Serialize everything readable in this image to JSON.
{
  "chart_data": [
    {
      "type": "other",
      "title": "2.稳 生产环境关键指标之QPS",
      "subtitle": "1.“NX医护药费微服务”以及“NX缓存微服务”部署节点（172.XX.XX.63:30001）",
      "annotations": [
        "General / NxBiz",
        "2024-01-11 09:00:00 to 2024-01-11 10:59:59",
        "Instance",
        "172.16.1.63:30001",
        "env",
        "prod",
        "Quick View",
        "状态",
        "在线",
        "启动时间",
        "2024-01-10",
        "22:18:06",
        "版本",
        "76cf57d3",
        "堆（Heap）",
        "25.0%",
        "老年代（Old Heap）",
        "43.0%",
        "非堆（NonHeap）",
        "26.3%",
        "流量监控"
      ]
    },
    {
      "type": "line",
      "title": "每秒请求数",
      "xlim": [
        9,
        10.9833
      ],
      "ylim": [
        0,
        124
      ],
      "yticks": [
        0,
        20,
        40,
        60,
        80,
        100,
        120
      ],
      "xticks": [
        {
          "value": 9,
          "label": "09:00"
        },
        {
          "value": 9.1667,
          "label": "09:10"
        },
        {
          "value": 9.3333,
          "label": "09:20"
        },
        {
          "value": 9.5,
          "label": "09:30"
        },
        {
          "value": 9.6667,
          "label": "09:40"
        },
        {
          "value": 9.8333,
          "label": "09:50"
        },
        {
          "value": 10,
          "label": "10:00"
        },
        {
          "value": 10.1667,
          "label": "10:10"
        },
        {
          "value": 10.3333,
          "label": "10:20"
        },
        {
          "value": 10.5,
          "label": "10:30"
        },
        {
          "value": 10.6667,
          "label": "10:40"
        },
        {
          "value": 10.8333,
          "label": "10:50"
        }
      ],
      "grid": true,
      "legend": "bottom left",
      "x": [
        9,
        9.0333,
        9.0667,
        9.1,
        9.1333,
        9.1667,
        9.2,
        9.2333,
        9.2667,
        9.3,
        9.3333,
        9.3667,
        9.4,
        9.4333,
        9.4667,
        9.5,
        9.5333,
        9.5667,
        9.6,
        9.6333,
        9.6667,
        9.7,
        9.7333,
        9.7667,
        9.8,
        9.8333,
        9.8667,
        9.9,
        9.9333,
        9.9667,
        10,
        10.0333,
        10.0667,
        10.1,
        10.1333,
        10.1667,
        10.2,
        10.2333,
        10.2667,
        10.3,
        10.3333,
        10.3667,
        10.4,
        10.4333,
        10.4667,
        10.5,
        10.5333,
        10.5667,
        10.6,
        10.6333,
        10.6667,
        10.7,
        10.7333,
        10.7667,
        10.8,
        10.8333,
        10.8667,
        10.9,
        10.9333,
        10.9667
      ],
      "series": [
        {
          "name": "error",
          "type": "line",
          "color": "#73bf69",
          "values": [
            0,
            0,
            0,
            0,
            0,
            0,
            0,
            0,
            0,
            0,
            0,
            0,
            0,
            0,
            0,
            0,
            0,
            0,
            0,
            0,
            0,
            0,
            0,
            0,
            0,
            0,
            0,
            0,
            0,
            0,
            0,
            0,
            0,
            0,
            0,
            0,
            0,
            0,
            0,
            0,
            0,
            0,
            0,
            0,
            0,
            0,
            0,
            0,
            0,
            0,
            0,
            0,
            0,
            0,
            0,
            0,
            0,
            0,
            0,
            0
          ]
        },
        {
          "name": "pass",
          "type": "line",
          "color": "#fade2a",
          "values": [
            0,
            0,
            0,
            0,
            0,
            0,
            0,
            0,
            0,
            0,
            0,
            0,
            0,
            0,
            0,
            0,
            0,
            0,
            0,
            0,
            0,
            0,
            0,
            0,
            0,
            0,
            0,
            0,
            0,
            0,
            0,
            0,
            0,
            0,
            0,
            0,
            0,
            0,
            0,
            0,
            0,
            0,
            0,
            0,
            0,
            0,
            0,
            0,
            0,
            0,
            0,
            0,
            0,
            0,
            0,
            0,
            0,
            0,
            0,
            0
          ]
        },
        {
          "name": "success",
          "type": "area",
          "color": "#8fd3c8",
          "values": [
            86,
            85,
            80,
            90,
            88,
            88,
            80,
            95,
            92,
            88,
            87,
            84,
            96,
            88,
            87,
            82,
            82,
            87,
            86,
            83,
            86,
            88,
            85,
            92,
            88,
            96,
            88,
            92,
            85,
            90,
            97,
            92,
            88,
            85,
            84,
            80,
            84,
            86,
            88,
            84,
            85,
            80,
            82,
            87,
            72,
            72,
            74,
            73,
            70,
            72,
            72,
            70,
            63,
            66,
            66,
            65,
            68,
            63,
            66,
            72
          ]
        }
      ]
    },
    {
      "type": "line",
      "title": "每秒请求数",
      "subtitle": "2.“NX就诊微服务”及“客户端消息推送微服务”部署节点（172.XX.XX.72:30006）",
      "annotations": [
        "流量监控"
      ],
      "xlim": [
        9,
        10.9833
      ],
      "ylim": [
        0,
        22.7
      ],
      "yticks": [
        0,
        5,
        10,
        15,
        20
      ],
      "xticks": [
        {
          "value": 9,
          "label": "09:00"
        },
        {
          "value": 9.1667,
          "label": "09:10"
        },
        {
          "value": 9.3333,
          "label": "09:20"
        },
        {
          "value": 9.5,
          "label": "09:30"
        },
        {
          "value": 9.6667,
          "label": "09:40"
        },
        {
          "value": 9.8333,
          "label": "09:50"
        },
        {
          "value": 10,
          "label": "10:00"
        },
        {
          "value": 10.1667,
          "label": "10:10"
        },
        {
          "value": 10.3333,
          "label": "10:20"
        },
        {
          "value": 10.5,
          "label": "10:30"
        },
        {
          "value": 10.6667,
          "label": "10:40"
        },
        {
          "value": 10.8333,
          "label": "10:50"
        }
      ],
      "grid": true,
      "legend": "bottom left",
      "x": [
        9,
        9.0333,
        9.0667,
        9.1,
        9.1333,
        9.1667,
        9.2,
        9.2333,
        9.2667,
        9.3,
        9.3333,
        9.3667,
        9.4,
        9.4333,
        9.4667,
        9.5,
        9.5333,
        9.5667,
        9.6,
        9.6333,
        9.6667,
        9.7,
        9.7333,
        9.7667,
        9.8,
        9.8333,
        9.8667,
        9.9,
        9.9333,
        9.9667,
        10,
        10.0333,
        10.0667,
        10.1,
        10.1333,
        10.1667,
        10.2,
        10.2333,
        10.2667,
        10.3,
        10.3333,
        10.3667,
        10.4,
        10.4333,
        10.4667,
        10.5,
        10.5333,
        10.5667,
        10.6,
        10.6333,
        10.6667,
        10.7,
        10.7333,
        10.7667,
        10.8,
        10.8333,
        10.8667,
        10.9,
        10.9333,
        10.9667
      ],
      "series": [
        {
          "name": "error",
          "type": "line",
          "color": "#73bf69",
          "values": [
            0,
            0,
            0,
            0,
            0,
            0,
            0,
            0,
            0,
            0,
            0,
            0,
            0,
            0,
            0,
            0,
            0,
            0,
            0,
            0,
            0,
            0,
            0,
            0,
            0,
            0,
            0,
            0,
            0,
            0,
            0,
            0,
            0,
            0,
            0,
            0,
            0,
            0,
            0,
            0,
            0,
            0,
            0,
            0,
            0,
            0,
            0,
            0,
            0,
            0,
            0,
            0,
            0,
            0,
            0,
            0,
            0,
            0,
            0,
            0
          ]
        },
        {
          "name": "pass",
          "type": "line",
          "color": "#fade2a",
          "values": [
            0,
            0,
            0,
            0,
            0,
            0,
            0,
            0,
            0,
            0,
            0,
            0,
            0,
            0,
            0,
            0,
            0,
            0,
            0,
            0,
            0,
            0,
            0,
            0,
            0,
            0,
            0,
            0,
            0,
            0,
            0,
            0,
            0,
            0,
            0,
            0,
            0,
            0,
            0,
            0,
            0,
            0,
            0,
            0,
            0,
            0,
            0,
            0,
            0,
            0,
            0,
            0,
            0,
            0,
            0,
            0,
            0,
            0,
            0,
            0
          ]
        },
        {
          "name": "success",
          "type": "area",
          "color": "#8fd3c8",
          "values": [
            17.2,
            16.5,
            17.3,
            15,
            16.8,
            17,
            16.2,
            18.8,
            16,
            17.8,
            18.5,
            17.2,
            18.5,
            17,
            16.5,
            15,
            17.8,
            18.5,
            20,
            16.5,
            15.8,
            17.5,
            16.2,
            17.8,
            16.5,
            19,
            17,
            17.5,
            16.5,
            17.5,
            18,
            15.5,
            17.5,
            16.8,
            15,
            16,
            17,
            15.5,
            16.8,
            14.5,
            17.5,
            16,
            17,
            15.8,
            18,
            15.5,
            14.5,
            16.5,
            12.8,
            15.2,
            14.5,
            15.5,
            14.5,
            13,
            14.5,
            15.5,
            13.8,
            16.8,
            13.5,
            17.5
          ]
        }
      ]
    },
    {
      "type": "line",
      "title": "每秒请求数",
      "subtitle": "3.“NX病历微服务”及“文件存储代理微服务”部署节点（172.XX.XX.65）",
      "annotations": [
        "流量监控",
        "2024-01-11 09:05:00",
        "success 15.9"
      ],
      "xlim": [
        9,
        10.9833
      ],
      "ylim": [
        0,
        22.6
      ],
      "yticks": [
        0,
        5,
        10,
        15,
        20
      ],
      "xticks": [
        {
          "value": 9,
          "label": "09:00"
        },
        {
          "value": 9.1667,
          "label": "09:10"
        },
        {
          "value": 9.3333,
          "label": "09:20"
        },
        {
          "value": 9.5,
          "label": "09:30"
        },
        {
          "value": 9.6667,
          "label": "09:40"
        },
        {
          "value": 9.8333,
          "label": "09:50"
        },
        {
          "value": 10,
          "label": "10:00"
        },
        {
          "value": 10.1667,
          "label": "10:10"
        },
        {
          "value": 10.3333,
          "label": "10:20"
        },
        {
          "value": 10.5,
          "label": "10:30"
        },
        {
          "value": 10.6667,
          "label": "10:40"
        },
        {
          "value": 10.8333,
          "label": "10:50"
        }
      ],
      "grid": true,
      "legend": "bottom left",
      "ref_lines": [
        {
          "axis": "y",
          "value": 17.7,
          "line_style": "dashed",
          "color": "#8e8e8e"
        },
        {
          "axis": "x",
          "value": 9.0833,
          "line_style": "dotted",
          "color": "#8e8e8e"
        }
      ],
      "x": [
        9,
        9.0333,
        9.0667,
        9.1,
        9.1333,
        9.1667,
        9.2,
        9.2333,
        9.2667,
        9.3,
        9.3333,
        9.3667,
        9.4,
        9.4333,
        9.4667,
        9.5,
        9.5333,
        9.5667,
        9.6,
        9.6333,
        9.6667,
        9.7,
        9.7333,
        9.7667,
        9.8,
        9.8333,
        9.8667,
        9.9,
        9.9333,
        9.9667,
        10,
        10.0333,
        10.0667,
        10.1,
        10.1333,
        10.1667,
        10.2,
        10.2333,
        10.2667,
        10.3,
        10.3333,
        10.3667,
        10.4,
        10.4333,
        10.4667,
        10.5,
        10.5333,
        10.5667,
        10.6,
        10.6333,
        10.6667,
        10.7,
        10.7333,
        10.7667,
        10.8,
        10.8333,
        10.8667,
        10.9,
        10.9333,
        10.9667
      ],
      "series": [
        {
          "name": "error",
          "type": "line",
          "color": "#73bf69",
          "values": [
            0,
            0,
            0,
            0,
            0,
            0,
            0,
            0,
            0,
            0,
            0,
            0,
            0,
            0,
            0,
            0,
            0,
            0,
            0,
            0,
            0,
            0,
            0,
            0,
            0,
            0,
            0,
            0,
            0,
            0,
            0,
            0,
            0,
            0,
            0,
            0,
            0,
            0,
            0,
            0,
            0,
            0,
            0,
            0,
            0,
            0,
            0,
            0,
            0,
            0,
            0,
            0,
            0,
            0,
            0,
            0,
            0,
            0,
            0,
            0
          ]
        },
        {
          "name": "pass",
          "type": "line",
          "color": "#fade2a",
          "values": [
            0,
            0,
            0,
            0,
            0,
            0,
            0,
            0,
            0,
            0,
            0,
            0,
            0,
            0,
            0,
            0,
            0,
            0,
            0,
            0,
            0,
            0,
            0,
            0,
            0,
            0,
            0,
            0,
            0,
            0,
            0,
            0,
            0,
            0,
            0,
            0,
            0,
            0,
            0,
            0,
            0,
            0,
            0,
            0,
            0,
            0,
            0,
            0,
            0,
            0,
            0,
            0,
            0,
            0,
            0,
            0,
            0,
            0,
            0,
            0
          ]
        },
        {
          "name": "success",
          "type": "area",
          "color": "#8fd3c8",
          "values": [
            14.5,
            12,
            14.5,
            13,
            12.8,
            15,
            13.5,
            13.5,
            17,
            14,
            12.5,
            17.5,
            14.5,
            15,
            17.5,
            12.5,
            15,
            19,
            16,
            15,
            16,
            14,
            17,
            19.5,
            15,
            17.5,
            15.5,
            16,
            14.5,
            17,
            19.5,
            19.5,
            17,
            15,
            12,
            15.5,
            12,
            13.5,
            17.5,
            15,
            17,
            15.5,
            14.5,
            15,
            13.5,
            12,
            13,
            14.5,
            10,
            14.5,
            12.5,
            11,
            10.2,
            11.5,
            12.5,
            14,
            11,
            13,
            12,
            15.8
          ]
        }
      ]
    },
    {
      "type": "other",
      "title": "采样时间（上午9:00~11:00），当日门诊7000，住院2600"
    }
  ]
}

- - -

Copy each line of the listing that holds the word "部署节点".

      "subtitle": "1.“NX医护药费微服务”以及“NX缓存微服务”部署节点（172.XX.XX.63:30001）",
      "subtitle": "2.“NX就诊微服务”及“客户端消息推送微服务”部署节点（172.XX.XX.72:30006）",
      "subtitle": "3.“NX病历微服务”及“文件存储代理微服务”部署节点（172.XX.XX.65）",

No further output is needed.